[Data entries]

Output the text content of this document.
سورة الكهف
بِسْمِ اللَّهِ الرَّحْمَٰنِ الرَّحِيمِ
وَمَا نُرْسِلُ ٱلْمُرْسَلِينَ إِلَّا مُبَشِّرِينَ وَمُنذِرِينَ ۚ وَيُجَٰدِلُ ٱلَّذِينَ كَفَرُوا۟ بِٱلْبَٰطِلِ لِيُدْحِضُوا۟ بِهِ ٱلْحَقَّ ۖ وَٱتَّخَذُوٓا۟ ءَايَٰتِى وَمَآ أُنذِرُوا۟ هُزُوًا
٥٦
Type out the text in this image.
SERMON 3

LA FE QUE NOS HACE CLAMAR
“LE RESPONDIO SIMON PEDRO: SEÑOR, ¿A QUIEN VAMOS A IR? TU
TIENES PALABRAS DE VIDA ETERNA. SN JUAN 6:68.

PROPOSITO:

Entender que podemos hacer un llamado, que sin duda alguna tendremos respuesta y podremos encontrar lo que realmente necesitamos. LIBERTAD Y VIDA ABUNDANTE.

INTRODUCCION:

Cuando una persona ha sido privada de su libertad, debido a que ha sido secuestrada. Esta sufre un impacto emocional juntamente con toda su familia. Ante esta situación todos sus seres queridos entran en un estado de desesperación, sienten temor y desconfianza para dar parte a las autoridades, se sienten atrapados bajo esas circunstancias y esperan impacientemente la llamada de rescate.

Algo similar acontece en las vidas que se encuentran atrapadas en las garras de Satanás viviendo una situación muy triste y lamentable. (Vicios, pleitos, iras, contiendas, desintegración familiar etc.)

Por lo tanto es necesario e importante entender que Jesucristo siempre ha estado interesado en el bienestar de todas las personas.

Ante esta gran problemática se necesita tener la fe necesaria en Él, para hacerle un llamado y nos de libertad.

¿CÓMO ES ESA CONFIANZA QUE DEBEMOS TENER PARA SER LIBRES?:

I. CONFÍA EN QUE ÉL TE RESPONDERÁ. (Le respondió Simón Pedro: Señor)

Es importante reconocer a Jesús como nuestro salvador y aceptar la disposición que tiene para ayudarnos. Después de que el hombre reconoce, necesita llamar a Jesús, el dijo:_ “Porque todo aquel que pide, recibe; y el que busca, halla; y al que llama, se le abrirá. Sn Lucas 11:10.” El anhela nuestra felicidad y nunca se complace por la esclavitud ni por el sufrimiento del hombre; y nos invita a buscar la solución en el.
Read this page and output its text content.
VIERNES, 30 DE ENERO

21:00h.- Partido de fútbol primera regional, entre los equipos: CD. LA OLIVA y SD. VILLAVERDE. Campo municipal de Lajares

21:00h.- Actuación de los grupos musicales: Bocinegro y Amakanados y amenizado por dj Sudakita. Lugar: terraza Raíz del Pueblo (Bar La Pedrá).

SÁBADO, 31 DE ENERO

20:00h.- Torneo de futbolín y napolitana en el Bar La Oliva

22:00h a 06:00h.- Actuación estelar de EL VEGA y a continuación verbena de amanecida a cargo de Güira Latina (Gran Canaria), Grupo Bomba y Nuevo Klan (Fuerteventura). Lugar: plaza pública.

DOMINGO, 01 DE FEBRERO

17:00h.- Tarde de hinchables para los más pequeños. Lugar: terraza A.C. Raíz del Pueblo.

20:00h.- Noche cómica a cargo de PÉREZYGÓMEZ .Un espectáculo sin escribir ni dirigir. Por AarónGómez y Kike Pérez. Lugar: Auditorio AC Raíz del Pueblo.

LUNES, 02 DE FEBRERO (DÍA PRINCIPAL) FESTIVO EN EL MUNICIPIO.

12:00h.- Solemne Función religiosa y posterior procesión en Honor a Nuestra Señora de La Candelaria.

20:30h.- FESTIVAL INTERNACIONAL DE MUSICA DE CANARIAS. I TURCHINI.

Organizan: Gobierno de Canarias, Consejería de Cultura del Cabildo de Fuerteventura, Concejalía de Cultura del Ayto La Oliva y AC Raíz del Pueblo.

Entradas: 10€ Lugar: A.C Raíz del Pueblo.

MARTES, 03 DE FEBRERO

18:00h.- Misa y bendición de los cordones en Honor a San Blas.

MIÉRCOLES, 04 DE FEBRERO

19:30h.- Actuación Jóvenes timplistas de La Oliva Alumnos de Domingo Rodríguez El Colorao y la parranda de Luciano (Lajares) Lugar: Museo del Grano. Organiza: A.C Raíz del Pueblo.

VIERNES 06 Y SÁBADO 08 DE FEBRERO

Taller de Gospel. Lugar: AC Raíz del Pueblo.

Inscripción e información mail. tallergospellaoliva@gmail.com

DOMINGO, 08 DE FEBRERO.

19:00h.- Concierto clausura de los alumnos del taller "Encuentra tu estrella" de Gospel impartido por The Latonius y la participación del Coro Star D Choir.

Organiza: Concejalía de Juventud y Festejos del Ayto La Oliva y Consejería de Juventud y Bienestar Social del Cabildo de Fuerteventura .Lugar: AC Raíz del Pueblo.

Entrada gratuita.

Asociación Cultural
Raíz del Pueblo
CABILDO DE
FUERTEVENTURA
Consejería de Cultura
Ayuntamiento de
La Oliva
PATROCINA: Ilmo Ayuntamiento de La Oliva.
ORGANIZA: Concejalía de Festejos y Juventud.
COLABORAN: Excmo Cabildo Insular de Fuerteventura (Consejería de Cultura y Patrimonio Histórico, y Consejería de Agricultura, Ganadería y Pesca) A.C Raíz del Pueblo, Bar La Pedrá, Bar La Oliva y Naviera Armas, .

**Exercise brief:** Filter the records, keeping only lines that contain "Ayto", and show those lines.

**Result of this exercise:**
Organizan: Gobierno de Canarias, Consejería de Cultura del Cabildo de Fuerteventura, Concejalía de Cultura del Ayto La Oliva y AC Raíz del Pueblo.
Organiza: Concejalía de Juventud y Festejos del Ayto La Oliva y Consejería de Juventud y Bienestar Social del Cabildo de Fuerteventura .Lugar: AC Raíz del Pueblo.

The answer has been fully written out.